## STATED PROBLEM
Write out the records below word for word, please.

--- THE RECORDS ---

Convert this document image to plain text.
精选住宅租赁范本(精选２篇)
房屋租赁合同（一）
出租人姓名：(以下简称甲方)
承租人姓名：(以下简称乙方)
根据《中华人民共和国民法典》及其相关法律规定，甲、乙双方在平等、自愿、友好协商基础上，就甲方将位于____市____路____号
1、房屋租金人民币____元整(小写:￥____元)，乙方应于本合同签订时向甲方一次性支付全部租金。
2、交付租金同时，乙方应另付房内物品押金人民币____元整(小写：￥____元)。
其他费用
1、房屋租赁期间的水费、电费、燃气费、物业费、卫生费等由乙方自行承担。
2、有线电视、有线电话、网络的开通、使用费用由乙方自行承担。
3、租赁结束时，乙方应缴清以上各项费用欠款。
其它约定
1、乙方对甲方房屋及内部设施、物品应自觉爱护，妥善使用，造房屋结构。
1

---

## EXPECTED ANSWER
Convert this document image to plain text.
精选住宅租赁范本(精选２篇)
房屋租赁合同（一）
出租人姓名：(以下简称甲方)
承租人姓名：(以下简称乙方)
根据《中华人民共和国民法典》及其相关法律规定，甲、乙双方在平等、自愿、友好协商基础上，就甲方将位于____市____路____号
1、房屋租金人民币____元整(小写:￥____元)，乙方应于本合同签订时向甲方一次性支付全部租金。
2、交付租金同时，乙方应另付房内物品押金人民币____元整(小写：￥____元)。
其他费用
1、房屋租赁期间的水费、电费、燃气费、物业费、卫生费等由乙方自行承担。
2、有线电视、有线电话、网络的开通、使用费用由乙方自行承担。
3、租赁结束时，乙方应缴清以上各项费用欠款。
其它约定
1、乙方对甲方房屋及内部设施、物品应自觉爱护，妥善使用，造房屋结构。
1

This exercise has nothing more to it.